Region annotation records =
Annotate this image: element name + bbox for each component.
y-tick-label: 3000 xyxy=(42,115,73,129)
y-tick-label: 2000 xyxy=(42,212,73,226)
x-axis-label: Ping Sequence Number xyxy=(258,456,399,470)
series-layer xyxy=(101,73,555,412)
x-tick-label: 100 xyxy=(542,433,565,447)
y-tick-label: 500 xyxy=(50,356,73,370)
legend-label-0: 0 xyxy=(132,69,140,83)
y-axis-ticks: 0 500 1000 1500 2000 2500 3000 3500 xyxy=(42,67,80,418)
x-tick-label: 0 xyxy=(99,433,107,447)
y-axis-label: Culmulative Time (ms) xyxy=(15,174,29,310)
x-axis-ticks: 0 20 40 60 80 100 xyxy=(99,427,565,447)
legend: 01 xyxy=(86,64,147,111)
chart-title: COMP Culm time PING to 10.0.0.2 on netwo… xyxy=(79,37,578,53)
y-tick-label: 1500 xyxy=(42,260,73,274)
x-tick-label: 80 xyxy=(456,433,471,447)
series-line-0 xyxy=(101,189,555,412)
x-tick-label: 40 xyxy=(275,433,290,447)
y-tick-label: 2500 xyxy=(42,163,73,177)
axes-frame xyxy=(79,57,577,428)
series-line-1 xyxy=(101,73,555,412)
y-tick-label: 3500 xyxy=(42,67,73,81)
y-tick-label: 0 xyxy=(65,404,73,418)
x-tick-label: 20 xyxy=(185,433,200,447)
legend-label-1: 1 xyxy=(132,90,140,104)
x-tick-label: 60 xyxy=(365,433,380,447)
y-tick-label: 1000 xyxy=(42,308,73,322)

THE REQUEST = Copy the entire listing above line for line, changing nothing.

CORRECT RESULT =
Annotate this image: element name + bbox for each component.
y-tick-label: 3000 xyxy=(42,115,73,129)
y-tick-label: 2000 xyxy=(42,212,73,226)
x-axis-label: Ping Sequence Number xyxy=(258,456,399,470)
series-layer xyxy=(101,73,555,412)
x-tick-label: 100 xyxy=(542,433,565,447)
y-tick-label: 500 xyxy=(50,356,73,370)
legend-label-0: 0 xyxy=(132,69,140,83)
y-axis-ticks: 0 500 1000 1500 2000 2500 3000 3500 xyxy=(42,67,80,418)
x-tick-label: 0 xyxy=(99,433,107,447)
y-axis-label: Culmulative Time (ms) xyxy=(15,174,29,310)
x-axis-ticks: 0 20 40 60 80 100 xyxy=(99,427,565,447)
legend: 01 xyxy=(86,64,147,111)
chart-title: COMP Culm time PING to 10.0.0.2 on netwo… xyxy=(79,37,578,53)
y-tick-label: 1500 xyxy=(42,260,73,274)
x-tick-label: 80 xyxy=(456,433,471,447)
series-line-0 xyxy=(101,189,555,412)
x-tick-label: 40 xyxy=(275,433,290,447)
y-tick-label: 2500 xyxy=(42,163,73,177)
axes-frame xyxy=(79,57,577,428)
series-line-1 xyxy=(101,73,555,412)
y-tick-label: 3500 xyxy=(42,67,73,81)
y-tick-label: 0 xyxy=(65,404,73,418)
x-tick-label: 20 xyxy=(185,433,200,447)
legend-label-1: 1 xyxy=(132,90,140,104)
x-tick-label: 60 xyxy=(365,433,380,447)
y-tick-label: 1000 xyxy=(42,308,73,322)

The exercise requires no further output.